(Provided passage)

Any type of quantum state can be converted into one of the standard representatives of each class just by local measurements and classical communication between the parties. Note that the conditions of $(q_1,q_2)$ and $(q_2,q_3)$ being entangled remove the first 4 cases, so we only have to consider the last 2 cases, W-state and GHZ-state. Both representatives are symmetric under exchange of the particles:

| W ⟩ = \frac{1}{\sqrt{3}} (| 001 ⟩ + | 010 ⟩ + | 100 ⟩) | G H Z ⟩ = \frac{1}{\sqrt{2}} (| 000 ⟩ + | 111 ⟩)

$|W\rangle=\frac{1}{\sqrt{3}}(|001\rangle+|010\rangle+|100\rangle)\qquad |GHZ\rangle=\frac{1}{\sqrt{2}}(|000\rangle+|111\rangle)$ (i.e. if I swap qubits A and B, I still have the same state). So, these representatives must have the required transitivity properties: If A and B are entangled, then B and C are entangled, as are A and C. In particular, Both of these representatives can be measured in the X basis in order to localize the entanglement. Thus, any pure state that you're given must be such that you can include the measurement to convert it into the standard representative into the measurement for localizing the entanglement, and you're done!

(Data rows)
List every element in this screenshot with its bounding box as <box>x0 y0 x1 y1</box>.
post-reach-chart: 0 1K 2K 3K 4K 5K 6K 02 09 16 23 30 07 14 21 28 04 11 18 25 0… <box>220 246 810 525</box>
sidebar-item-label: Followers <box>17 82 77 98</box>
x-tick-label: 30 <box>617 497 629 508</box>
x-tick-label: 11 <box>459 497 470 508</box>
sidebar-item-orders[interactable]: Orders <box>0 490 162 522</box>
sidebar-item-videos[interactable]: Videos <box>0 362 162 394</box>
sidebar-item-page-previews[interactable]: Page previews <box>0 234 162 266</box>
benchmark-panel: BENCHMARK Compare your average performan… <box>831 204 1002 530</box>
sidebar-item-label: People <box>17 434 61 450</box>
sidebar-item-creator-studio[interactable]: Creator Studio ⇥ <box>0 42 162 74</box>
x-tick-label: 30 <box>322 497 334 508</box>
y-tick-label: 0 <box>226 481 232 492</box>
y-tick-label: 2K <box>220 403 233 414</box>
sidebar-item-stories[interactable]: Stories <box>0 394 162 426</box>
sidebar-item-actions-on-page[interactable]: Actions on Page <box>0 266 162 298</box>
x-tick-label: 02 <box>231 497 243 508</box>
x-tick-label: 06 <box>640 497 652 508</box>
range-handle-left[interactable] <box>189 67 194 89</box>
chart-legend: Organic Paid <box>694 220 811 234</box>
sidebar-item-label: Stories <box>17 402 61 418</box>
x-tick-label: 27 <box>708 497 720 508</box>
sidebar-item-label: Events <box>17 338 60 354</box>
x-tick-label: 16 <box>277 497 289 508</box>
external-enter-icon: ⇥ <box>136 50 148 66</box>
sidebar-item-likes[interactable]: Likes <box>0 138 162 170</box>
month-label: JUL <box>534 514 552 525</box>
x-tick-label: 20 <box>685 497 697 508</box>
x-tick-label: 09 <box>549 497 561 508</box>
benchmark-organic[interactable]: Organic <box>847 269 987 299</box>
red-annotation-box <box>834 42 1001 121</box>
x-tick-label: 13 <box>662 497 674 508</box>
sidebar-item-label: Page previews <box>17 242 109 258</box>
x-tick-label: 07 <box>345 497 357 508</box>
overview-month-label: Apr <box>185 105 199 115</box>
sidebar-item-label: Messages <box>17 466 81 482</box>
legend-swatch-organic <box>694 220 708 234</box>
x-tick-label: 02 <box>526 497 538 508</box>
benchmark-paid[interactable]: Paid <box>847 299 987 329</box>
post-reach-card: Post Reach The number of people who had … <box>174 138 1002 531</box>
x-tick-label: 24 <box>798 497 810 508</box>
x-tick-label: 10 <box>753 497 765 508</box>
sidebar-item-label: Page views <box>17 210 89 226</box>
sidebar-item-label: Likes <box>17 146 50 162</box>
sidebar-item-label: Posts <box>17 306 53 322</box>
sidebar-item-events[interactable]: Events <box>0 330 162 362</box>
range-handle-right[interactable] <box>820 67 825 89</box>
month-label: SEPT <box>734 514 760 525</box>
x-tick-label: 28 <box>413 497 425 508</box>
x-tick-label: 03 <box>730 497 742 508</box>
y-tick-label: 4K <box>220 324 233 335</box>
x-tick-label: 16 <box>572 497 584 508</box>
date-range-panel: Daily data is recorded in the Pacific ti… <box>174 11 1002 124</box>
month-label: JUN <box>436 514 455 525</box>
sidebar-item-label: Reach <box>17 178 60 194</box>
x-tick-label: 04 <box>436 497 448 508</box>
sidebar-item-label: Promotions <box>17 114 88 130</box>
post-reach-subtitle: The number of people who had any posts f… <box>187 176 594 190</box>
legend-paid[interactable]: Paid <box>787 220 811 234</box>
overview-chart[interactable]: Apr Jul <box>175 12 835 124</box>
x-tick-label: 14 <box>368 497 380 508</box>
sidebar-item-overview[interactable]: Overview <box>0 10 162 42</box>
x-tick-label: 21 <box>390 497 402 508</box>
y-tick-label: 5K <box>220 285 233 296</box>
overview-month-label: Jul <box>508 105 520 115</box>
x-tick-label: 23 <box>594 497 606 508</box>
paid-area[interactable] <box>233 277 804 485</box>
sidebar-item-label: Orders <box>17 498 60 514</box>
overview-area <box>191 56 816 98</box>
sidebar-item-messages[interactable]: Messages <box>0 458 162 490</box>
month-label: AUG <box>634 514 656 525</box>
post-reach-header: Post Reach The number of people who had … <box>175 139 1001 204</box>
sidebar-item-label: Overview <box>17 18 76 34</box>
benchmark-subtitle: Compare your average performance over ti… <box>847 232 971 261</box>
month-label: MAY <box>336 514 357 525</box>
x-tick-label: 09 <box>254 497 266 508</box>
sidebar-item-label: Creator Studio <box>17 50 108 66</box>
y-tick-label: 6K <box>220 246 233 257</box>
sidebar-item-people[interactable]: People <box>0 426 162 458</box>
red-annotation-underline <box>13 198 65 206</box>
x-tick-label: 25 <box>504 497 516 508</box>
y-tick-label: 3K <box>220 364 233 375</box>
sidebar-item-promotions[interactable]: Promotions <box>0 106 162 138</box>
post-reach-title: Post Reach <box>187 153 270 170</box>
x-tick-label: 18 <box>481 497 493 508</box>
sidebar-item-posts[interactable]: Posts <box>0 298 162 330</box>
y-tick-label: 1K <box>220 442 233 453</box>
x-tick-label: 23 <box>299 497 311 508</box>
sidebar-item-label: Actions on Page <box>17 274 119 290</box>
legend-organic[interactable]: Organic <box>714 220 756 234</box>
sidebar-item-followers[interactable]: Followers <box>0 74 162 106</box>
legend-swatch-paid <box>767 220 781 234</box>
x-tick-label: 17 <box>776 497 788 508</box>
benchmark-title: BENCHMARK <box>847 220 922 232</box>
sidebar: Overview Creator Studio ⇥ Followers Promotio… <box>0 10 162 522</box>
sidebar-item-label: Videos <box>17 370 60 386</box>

(Written problem) Output the entanglement passage word for word, from "Any type of" to "000 ⟩ + | 111 ⟩)". You won't need the entries for this.

(Solution below)
Any type of quantum state can be converted into one of the standard representatives of each class just by local measurements and classical communication between the parties. Note that the conditions of $(q_1,q_2)$ and $(q_2,q_3)$ being entangled remove the first 4 cases, so we only have to consider the last 2 cases, W-state and GHZ-state. Both representatives are symmetric under exchange of the particles:

| W ⟩ = \frac{1}{\sqrt{3}} (| 001 ⟩ + | 010 ⟩ + | 100 ⟩) | G H Z ⟩ = \frac{1}{\sqrt{2}} (| 000 ⟩ + | 111 ⟩)